▸ Exercise directions
Keep only the lines that hold the string "title", filtering out the rest of the entries below.
────────────────────
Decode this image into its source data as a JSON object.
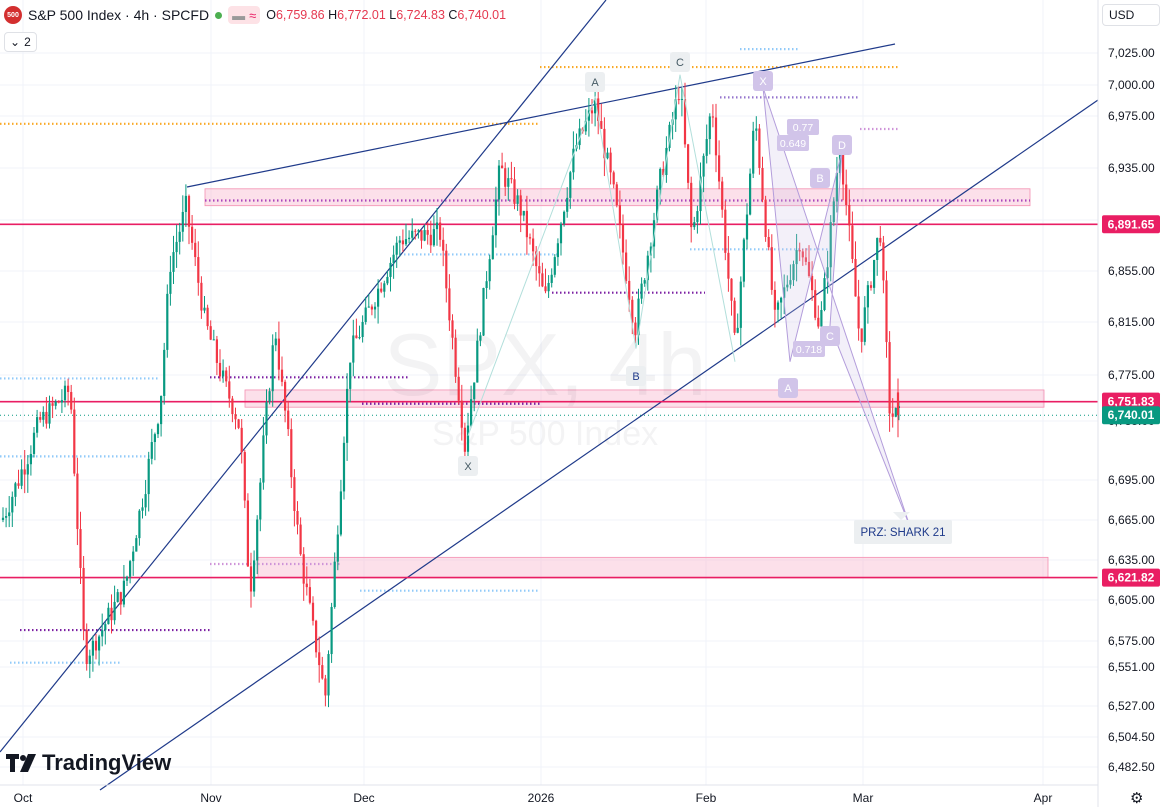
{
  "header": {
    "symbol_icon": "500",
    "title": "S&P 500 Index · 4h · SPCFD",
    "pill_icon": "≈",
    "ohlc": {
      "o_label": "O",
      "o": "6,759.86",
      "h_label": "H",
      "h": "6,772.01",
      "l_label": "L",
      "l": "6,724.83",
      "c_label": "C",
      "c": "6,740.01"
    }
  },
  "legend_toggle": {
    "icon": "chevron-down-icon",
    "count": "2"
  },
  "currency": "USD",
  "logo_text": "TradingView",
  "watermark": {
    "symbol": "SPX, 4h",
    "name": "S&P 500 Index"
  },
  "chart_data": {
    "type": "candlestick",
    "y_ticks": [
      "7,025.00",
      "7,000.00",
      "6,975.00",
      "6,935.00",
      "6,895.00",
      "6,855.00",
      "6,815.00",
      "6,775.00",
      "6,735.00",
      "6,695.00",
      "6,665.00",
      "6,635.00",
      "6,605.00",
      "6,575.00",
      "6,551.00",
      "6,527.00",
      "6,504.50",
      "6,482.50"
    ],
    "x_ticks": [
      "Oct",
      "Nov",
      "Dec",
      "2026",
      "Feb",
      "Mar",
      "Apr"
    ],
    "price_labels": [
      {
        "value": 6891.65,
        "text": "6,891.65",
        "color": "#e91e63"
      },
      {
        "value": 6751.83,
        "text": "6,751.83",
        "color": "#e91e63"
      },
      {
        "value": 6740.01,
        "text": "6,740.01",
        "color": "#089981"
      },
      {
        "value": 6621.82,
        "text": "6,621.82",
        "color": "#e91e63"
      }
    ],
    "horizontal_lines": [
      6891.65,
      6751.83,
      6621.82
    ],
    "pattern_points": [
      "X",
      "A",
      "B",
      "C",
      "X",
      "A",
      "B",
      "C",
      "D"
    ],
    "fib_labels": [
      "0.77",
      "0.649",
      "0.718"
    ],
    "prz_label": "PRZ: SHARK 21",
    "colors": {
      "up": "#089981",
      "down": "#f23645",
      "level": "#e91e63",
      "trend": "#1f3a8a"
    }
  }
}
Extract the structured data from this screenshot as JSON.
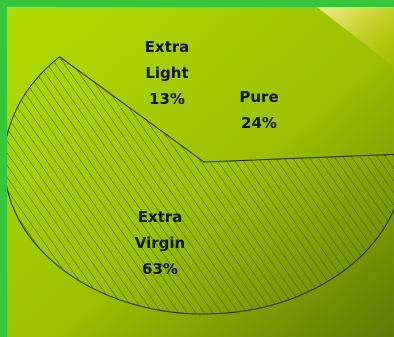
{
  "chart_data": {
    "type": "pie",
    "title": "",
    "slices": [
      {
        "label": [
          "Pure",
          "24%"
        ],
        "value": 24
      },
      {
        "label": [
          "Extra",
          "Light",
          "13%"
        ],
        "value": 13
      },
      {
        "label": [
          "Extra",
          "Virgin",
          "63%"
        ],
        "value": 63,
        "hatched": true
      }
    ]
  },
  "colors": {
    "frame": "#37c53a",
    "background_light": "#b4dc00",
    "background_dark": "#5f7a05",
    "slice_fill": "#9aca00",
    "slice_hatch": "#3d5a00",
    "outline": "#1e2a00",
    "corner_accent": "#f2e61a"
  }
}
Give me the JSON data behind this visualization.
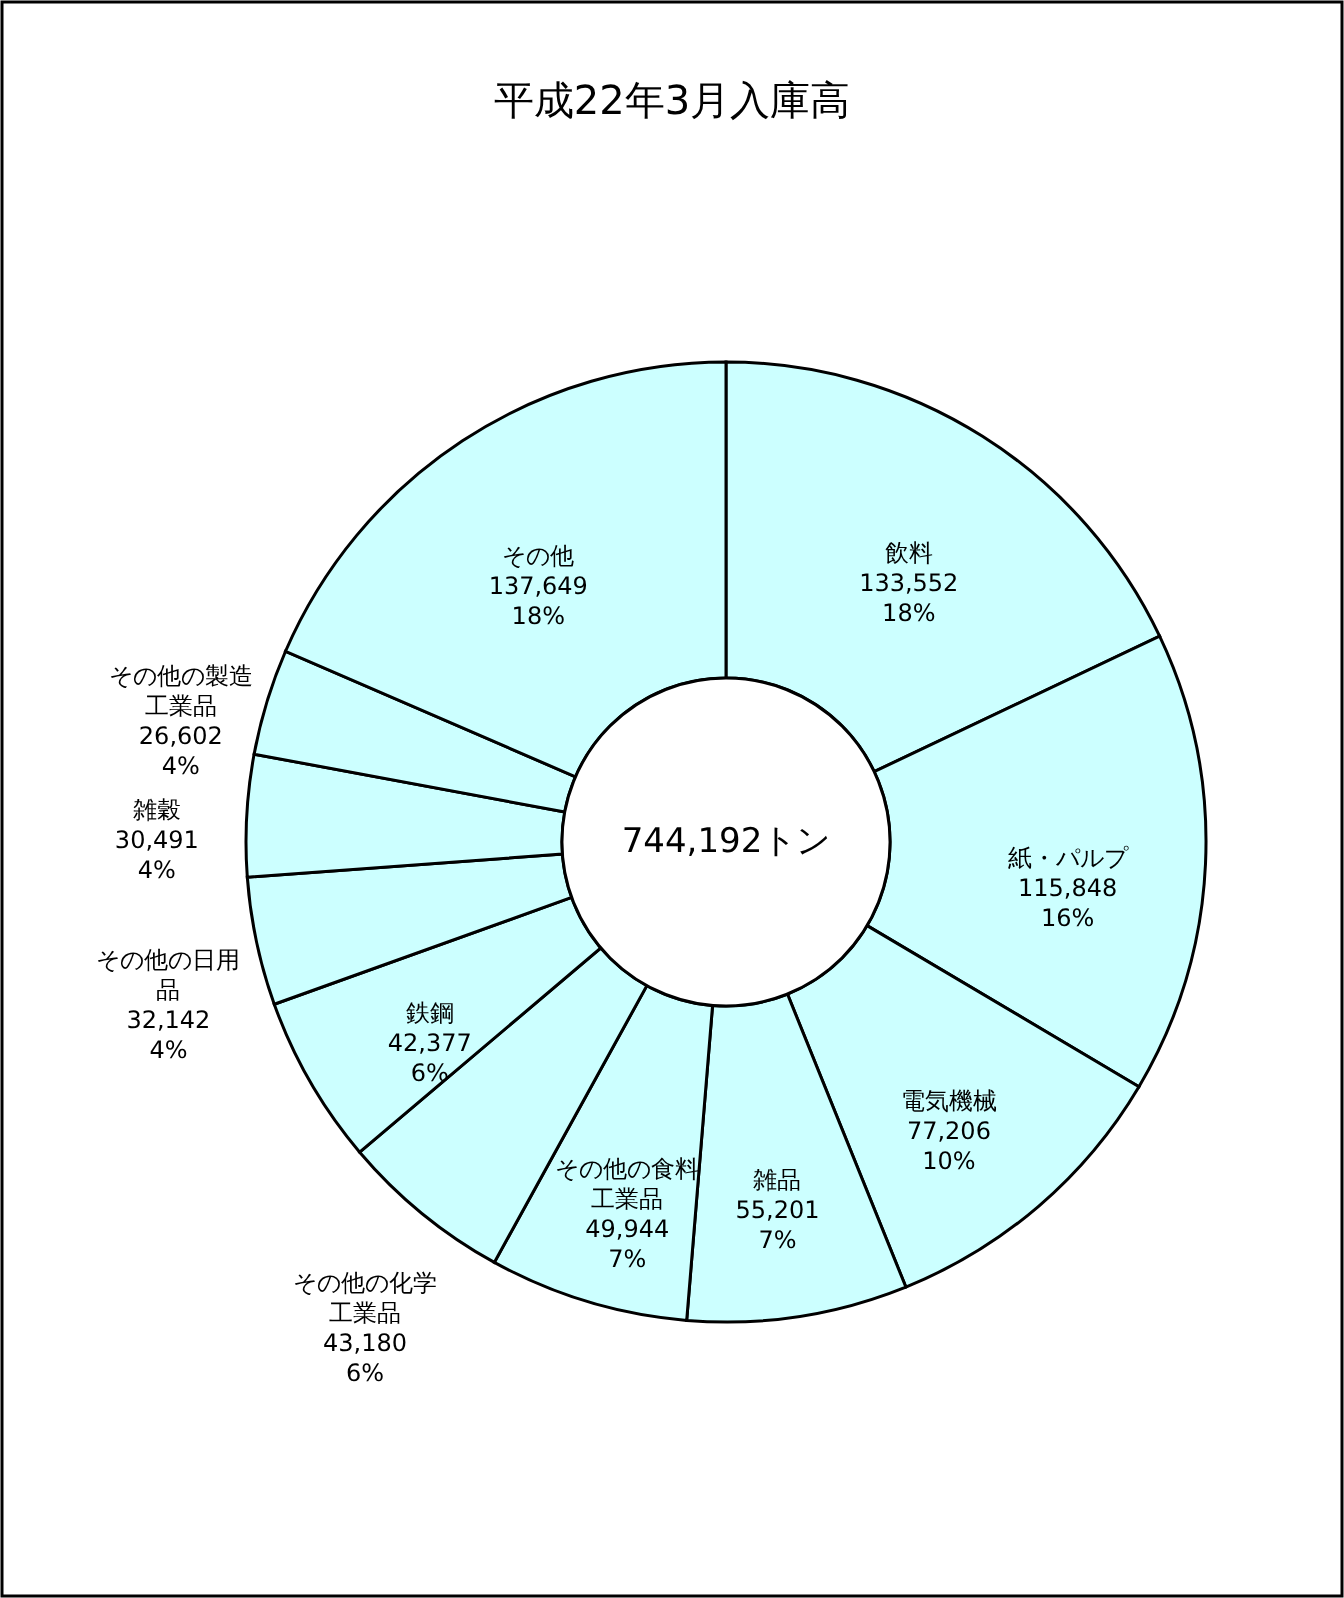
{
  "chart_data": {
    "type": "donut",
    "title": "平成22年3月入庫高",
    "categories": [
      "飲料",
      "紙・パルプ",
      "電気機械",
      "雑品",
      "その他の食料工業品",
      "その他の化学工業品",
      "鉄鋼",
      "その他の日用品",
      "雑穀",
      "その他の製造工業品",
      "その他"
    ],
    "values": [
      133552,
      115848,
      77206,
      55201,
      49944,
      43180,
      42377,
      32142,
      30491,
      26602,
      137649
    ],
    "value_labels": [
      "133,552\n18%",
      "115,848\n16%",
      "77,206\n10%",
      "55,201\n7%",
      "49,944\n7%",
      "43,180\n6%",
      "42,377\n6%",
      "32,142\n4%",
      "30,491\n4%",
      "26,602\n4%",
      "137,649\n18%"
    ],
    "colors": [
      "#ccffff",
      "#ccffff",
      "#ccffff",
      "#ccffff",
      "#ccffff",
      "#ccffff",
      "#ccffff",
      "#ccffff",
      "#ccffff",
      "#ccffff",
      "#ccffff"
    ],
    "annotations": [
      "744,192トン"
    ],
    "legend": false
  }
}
────────────────────
▸ Solution to this exercise
    "title": "S&P 500 Index · 4h · SPCFD",
    "title": "",
    "title": "平成22年3月入庫高",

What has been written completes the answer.